Directions
[A] In the KVM page fault patch, what happens when the KVM_MEM_READONLY flag is set on the memslot and the access is a write?
[B] Extend the KVM page fault patch from the point where it stops.

[5/5] KVM: PPC: Book3S HV: Use __gfn_to_pfn_memslot() in page fault handler

Message ID 1520236499-29499-6-git-send-email-paulus@ozlabs.org
State Superseded
Headers show
Series
  • KVM: PPC: Improve page fault handling for radix guests
Related show

Commit Message

Paul Mackerras March 5, 2018, 7:54 a.m.
This changes the hypervisor page fault handler for radix guests to use
the generic KVM __gfn_to_pfn_memslot() function instead of using
get_user_pages_fast() and then handling the case of VM_PFNMAP vmas
specially.  The old code missed the case of VM_IO vmas; with this
change, VM_IO vmas will now be handled correctly by code within
__gfn_to_pfn_memslot.

Currently, __gfn_to_pfn_memslot calls hva_to_pfn, which only uses
__get_user_pages_fast for the initial lookup in the cases where
either atomic or async is set.  Since we are not setting either
atomic or async, we do our own __get_user_pages_fast first, for now.

This also adds code to check for the KVM_MEM_READONLY flag on the
memslot.  If it is set and this is a write access, we synthesize a
data storage interrupt for the guest.

Signed-off-by: Paul Mackerras <paulus@ozlabs.org>
---
 arch/powerpc/kvm/book3s_64_mmu_radix.c | 117 +++++++++++++++++----------------
 1 file changed, 59 insertions(+), 58 deletions(-)

Comments

Alexey Kardashevskiy March 15, 2018, 1:56 a.m. | #1
On 5/3/18 6:54 pm, Paul Mackerras wrote:
> This changes the hypervisor page fault handler for radix guests to use
> the generic KVM __gfn_to_pfn_memslot() function instead of using
> get_user_pages_fast() and then handling the case of VM_PFNMAP vmas
> specially.  The old code missed the case of VM_IO vmas; with this
> change, VM_IO vmas will now be handled correctly by code within
> __gfn_to_pfn_memslot.

Provided material
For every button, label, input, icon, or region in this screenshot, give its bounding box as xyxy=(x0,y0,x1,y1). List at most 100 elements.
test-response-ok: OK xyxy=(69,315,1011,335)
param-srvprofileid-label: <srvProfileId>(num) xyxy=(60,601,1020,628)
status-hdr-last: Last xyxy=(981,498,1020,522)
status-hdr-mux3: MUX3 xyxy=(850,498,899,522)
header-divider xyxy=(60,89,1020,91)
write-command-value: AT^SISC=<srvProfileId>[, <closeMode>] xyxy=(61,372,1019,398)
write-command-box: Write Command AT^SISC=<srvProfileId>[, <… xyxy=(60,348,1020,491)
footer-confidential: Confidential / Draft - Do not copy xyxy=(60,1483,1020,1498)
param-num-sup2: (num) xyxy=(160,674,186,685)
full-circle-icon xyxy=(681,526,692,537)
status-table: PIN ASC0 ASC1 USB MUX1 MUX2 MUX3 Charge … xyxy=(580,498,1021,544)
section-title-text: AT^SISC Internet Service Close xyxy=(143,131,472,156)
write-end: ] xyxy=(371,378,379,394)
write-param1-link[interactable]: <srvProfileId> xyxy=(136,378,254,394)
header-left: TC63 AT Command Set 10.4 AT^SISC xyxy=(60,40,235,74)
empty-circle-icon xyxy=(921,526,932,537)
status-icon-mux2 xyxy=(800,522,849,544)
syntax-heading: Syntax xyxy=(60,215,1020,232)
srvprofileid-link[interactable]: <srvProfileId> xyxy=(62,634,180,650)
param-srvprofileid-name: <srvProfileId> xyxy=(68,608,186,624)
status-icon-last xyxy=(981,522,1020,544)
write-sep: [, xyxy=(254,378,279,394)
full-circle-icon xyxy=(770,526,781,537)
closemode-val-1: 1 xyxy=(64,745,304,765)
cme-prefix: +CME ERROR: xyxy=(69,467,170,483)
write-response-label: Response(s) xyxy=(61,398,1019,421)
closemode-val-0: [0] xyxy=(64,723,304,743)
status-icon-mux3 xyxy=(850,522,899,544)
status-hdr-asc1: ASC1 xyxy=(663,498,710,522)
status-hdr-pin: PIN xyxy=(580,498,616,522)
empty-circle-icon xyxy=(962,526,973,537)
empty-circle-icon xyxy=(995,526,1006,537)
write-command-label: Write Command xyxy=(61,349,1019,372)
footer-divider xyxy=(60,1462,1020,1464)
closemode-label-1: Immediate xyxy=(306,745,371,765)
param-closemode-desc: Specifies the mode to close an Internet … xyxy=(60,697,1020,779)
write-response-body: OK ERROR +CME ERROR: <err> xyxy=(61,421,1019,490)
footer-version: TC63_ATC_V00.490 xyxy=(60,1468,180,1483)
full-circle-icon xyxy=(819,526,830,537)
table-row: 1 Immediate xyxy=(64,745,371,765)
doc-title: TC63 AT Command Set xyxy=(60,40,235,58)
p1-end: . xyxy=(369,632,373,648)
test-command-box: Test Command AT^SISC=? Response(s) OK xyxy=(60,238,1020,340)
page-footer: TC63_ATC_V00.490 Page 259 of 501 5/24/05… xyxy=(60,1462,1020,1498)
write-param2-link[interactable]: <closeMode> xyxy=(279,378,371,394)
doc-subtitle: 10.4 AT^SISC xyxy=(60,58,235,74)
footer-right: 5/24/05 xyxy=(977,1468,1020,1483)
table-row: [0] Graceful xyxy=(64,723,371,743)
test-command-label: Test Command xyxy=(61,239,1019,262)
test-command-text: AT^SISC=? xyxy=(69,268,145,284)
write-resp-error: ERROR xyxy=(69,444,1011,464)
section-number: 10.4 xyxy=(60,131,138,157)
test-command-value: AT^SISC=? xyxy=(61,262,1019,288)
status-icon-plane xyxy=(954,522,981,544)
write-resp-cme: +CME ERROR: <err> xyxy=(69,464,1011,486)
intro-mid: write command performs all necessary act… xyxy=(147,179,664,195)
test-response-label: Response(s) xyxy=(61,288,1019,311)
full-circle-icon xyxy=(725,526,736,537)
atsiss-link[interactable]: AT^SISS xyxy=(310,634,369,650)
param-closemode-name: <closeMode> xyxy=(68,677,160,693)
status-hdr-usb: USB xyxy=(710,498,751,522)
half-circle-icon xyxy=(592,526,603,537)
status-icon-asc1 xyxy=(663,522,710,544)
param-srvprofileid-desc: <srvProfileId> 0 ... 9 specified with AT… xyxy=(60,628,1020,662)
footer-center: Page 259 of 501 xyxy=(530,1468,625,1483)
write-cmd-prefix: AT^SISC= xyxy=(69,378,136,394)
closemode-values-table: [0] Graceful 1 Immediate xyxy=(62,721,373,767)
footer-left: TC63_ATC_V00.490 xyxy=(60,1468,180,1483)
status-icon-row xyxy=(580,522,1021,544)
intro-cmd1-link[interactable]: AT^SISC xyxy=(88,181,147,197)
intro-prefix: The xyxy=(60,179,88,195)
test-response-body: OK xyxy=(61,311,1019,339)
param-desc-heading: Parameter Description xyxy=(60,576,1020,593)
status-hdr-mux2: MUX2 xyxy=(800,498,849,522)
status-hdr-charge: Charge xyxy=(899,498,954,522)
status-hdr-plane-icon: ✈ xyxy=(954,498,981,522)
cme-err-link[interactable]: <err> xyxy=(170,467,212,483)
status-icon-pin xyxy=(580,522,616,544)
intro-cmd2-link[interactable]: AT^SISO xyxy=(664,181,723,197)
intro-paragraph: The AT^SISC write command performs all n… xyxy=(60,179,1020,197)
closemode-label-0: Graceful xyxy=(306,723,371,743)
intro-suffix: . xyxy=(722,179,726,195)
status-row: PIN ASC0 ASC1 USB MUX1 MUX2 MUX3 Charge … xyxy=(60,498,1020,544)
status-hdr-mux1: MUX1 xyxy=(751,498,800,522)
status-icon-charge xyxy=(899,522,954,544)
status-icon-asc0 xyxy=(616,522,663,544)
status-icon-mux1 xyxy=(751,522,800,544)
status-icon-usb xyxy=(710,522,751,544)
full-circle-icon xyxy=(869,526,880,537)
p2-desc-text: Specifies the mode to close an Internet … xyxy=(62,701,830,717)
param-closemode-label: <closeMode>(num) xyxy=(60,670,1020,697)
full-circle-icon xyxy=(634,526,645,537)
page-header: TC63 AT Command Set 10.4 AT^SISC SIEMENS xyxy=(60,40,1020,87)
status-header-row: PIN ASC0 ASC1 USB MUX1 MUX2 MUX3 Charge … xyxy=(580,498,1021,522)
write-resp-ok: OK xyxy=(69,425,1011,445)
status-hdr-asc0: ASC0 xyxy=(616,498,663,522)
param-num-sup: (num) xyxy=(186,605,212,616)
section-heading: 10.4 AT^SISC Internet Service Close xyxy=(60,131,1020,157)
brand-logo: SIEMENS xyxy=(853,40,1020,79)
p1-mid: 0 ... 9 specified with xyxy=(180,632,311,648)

Results for the exercise
[A] A data storage interrupt is synthesized for the guest.

[B]
> 
> Currently, __gfn_to_pfn_memslot calls hva_to_pfn, which only uses
> __get_user_pages_fast for the initial lookup in the cases where
> either atomic or async is set.  Since we are not setting either
> atomic or async, we do our own __get_user_pages_fast first, for now.
> 
> This also adds code to check for the KVM_MEM_READONLY flag on the
> memslot.  If it is set and this is a write access, we synthesize a
> data storage interrupt for the guest.
> 
> Signed-off-by: Paul Mackerras <paulus@ozlabs.org>


This one produces multiple errors like this:

Severe Machine check interrupt [Not recovered]
  NIP [c008000005b34810]: 0xc008000005b34810
  Initiator: CPU
  Error type: Real address [Load (bad)]
    Effective address: c00c000080100284


0xc008000005b34810 is a guest module, 0xc00c000080100284 is an MMIO address
(bar0 of a nvlink bridge).



> ---
>  arch/powerpc/kvm/book3s_64_mmu_radix.c | 117 +++++++++++++++++----------------
>  1 file changed, 59 insertions(+), 58 deletions(-)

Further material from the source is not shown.